◆ SET TASK ◆
Write out the records beneath this line exactly as they appear, minus any images.

◆ Dataset records ◆
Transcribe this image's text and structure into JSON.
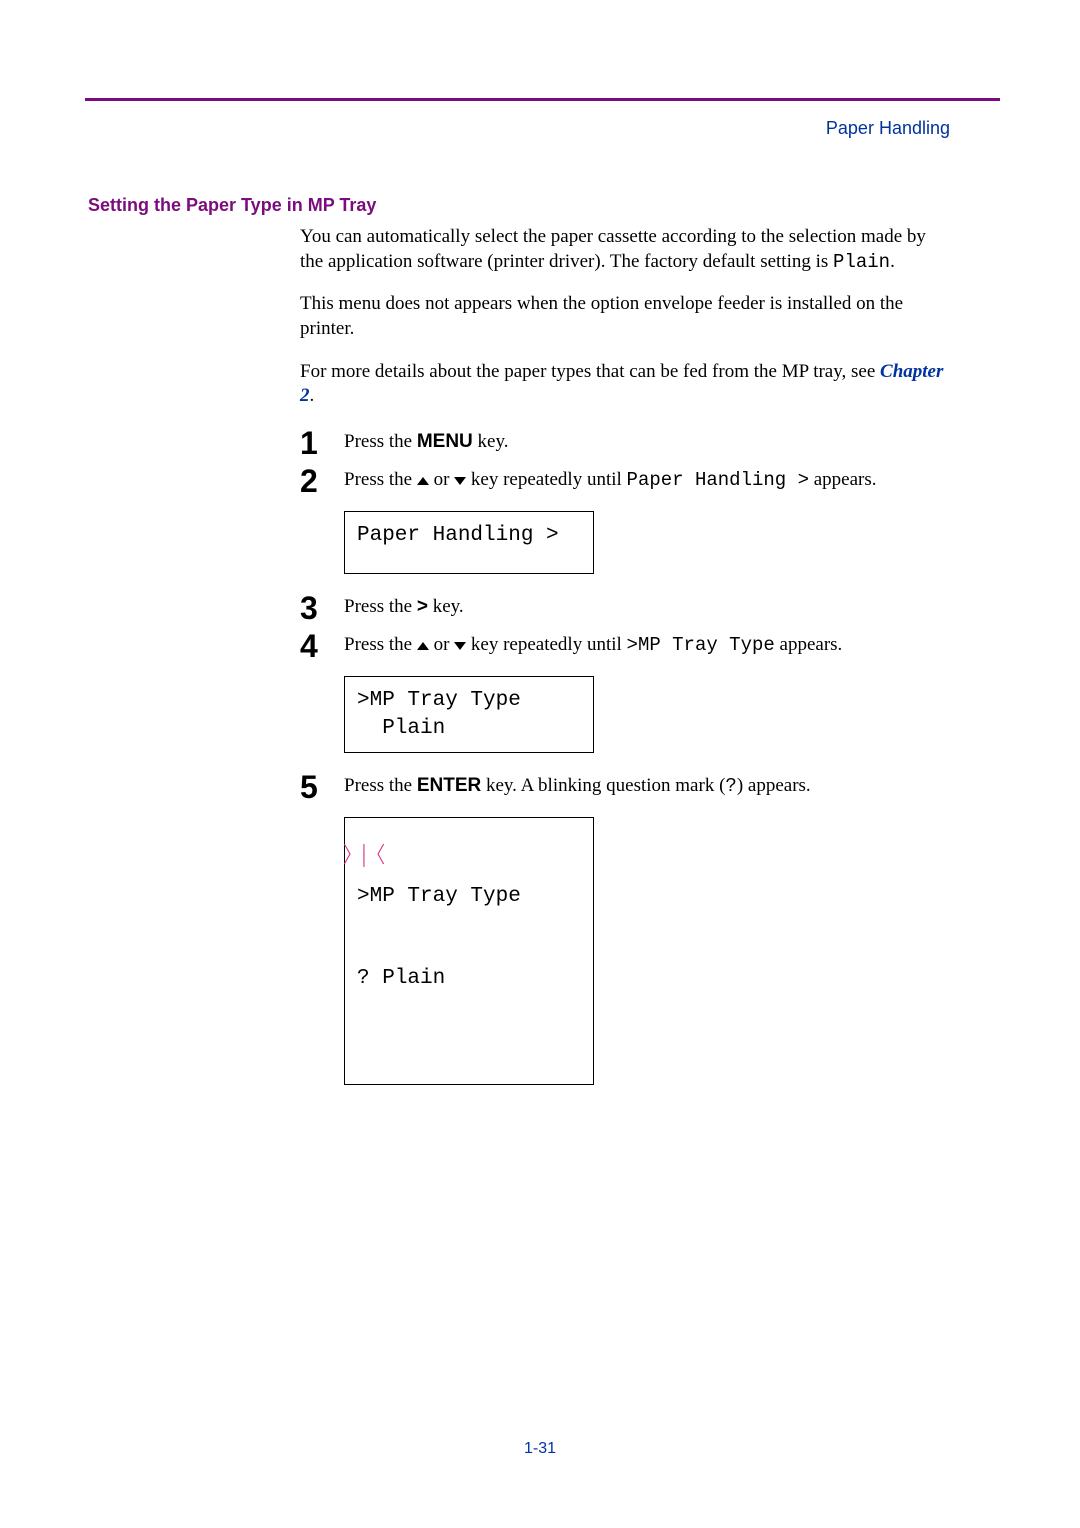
{
  "header": {
    "right": "Paper Handling"
  },
  "section_title": "Setting the Paper Type in MP Tray",
  "paragraphs": {
    "p1a": "You can automatically select the paper cassette according to the selection made by the application software (printer driver). The factory default setting is ",
    "p1_mono": "Plain",
    "p1b": ".",
    "p2": "This menu does not appears when the option envelope feeder is installed on the printer.",
    "p3a": "For more details about the paper types that can be fed from the MP tray, see ",
    "p3_link": "Chapter 2",
    "p3b": "."
  },
  "steps": {
    "s1": {
      "num": "1",
      "pre": "Press the ",
      "bold": "MENU",
      "post": " key."
    },
    "s2": {
      "num": "2",
      "pre": "Press the ",
      "mid": " or ",
      "post_key": " key repeatedly until ",
      "mono": "Paper Handling >",
      "tail": " appears."
    },
    "s2_display": "Paper Handling >",
    "s3": {
      "num": "3",
      "pre": "Press the ",
      "bold": ">",
      "post": " key."
    },
    "s4": {
      "num": "4",
      "pre": "Press the ",
      "mid": " or ",
      "post_key": " key repeatedly until ",
      "mono": ">MP Tray Type",
      "tail": " appears."
    },
    "s4_display": ">MP Tray Type\n  Plain",
    "s5": {
      "num": "5",
      "pre": "Press the ",
      "bold": "ENTER",
      "post": " key. A blinking question mark (",
      "mono": "?",
      "tail": ") appears."
    },
    "s5_display_l1": ">MP Tray Type",
    "s5_display_l2a": "?",
    "s5_display_l2b": " Plain"
  },
  "footer": "1-31"
}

◆ ANSWER BELOW ◆
Transcribe this image's text and structure into JSON.
{
  "header": {
    "right": "Paper Handling"
  },
  "section_title": "Setting the Paper Type in MP Tray",
  "paragraphs": {
    "p1a": "You can automatically select the paper cassette according to the selection made by the application software (printer driver). The factory default setting is ",
    "p1_mono": "Plain",
    "p1b": ".",
    "p2": "This menu does not appears when the option envelope feeder is installed on the printer.",
    "p3a": "For more details about the paper types that can be fed from the MP tray, see ",
    "p3_link": "Chapter 2",
    "p3b": "."
  },
  "steps": {
    "s1": {
      "num": "1",
      "pre": "Press the ",
      "bold": "MENU",
      "post": " key."
    },
    "s2": {
      "num": "2",
      "pre": "Press the ",
      "mid": " or ",
      "post_key": " key repeatedly until ",
      "mono": "Paper Handling >",
      "tail": " appears."
    },
    "s2_display": "Paper Handling >",
    "s3": {
      "num": "3",
      "pre": "Press the ",
      "bold": ">",
      "post": " key."
    },
    "s4": {
      "num": "4",
      "pre": "Press the ",
      "mid": " or ",
      "post_key": " key repeatedly until ",
      "mono": ">MP Tray Type",
      "tail": " appears."
    },
    "s4_display": ">MP Tray Type\n  Plain",
    "s5": {
      "num": "5",
      "pre": "Press the ",
      "bold": "ENTER",
      "post": " key. A blinking question mark (",
      "mono": "?",
      "tail": ") appears."
    },
    "s5_display_l1": ">MP Tray Type",
    "s5_display_l2a": "?",
    "s5_display_l2b": " Plain"
  },
  "footer": "1-31"
}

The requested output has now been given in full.